**Instructions for the task**
Copy each line of the data below with the word "WriteProtect".

Stored data:

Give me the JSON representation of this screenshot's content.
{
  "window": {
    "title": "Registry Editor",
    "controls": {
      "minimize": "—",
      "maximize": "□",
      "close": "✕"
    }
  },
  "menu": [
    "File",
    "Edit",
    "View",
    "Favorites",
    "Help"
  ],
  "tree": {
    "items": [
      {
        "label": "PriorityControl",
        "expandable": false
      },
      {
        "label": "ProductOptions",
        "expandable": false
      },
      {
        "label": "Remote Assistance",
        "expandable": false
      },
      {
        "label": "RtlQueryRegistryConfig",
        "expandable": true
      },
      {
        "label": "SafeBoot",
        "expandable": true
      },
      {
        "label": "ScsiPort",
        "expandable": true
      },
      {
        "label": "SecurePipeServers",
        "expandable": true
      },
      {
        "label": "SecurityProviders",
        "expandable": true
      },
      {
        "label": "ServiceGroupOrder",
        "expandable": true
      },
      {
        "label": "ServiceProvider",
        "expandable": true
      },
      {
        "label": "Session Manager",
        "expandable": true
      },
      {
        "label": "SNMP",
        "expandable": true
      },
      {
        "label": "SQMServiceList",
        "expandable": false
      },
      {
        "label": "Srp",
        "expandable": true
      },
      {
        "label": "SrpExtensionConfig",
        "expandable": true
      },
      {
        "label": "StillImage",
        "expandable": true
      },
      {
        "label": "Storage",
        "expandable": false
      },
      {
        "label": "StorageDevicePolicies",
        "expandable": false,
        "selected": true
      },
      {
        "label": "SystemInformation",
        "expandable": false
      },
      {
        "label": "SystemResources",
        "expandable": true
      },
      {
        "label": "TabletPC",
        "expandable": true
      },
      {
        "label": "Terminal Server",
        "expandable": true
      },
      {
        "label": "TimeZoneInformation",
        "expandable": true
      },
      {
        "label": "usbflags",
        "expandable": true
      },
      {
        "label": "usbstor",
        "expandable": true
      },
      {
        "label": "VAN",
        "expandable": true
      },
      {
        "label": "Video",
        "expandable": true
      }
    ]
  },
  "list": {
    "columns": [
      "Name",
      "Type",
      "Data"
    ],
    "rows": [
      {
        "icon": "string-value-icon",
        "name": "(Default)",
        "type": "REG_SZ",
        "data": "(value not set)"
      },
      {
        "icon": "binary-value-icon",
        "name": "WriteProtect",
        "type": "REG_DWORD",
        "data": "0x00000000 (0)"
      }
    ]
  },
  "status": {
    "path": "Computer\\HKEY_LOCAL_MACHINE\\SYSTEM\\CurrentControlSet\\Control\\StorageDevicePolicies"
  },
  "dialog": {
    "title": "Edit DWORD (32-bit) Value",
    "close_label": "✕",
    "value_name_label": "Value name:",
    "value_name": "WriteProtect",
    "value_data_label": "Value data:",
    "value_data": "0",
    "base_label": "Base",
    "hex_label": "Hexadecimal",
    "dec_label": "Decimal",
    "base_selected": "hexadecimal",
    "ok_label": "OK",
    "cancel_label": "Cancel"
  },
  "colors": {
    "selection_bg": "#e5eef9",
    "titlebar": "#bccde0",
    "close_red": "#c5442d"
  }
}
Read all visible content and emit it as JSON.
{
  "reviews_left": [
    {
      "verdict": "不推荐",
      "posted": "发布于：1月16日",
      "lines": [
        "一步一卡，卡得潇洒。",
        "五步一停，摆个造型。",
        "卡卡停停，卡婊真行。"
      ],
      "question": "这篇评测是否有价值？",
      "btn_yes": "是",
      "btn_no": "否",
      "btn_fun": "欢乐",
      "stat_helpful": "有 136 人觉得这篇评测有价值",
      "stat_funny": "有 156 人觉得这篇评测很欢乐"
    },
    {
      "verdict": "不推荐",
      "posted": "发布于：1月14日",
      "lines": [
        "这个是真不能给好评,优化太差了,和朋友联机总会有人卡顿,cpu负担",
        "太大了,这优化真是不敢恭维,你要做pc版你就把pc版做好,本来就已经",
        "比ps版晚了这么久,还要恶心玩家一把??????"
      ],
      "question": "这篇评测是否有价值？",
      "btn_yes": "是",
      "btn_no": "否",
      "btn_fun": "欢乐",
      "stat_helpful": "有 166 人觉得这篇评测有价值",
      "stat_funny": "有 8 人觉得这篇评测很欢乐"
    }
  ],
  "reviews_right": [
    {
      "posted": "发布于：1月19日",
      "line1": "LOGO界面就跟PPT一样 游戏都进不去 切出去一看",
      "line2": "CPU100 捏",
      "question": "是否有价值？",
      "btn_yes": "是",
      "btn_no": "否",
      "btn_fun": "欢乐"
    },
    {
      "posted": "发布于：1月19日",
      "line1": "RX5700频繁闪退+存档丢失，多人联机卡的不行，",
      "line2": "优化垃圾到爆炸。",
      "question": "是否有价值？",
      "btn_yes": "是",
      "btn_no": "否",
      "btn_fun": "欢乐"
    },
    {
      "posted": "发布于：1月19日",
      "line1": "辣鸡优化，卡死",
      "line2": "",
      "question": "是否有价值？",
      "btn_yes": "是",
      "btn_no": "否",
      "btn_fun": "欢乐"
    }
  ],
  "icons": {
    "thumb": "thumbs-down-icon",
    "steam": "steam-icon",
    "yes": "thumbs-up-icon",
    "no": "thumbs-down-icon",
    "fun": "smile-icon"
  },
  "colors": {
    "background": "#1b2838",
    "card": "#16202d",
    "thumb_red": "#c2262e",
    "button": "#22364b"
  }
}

**Expected output**
        "name": "WriteProtect",
    "value_name": "WriteProtect",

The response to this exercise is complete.